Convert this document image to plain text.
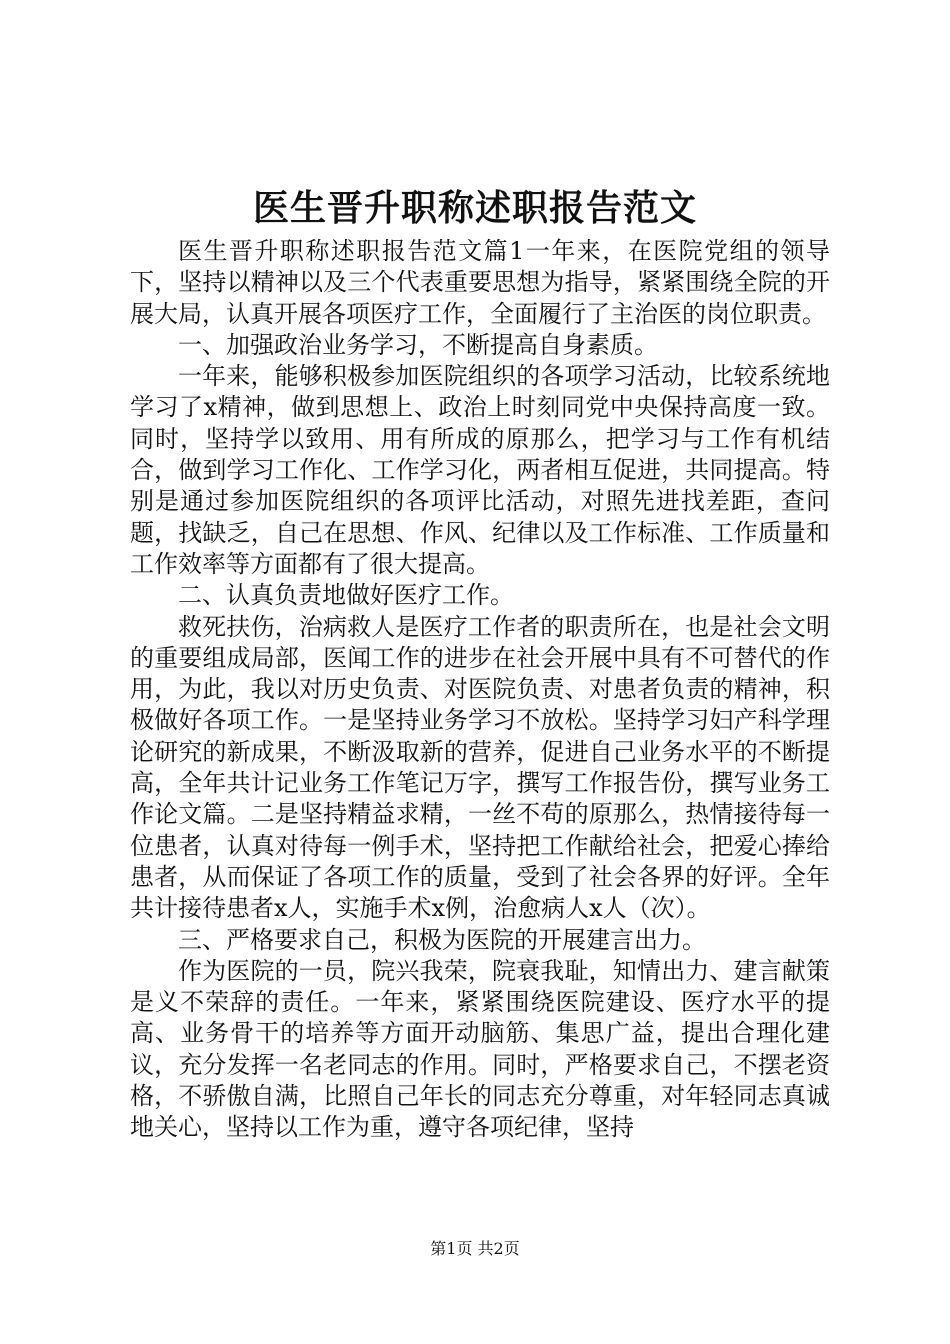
医生晋升职称述职报告范文

医生晋升职称述职报告范文篇1一年来，在医院党组的领导下，坚持以精神以及三个代表重要思想为指导，紧紧围绕全院的开展大局，认真开展各项医疗工作，全面履行了主治医的岗位职责。

一、加强政治业务学习，不断提高自身素质。

一年来，能够积极参加医院组织的各项学习活动，比较系统地学习了x精神，做到思想上、政治上时刻同党中央保持高度一致。同时，坚持学以致用、用有所成的原那么，把学习与工作有机结合，做到学习工作化、工作学习化，两者相互促进，共同提高。特别是通过参加医院组织的各项评比活动，对照先进找差距，查问题，找缺乏，自己在思想、作风、纪律以及工作标准、工作质量和工作效率等方面都有了很大提高。

二、认真负责地做好医疗工作。

救死扶伤，治病救人是医疗工作者的职责所在，也是社会文明的重要组成局部，医闻工作的进步在社会开展中具有不可替代的作用，为此，我以对历史负责、对医院负责、对患者负责的精神，积极做好各项工作。一是坚持业务学习不放松。坚持学习妇产科学理论研究的新成果，不断汲取新的营养，促进自己业务水平的不断提高，全年共计记业务工作笔记万字，撰写工作报告份，撰写业务工作论文篇。二是坚持精益求精，一丝不苟的原那么，热情接待每一位患者，认真对待每一例手术，坚持把工作献给社会，把爱心捧给患者，从而保证了各项工作的质量，受到了社会各界的好评。全年共计接待患者x人，实施手术x例，治愈病人x人（次）。

三、严格要求自己，积极为医院的开展建言出力。

作为医院的一员，院兴我荣，院衰我耻，知情出力、建言献策是义不荣辞的责任。一年来，紧紧围绕医院建设、医疗水平的提高、业务骨干的培养等方面开动脑筋、集思广益，提出合理化建议，充分发挥一名老同志的作用。同时，严格要求自己，不摆老资格，不骄傲自满，比照自己年长的同志充分尊重，对年轻同志真诚地关心，坚持以工作为重，遵守各项纪律，坚持

第1页 共2页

★ ★ ★ ★ ★

▶ _Work to be completed_:
Of the lines in this listing, report how many contain the string "严格要求自己", and give the number only.

▶ _Result for this task_:
2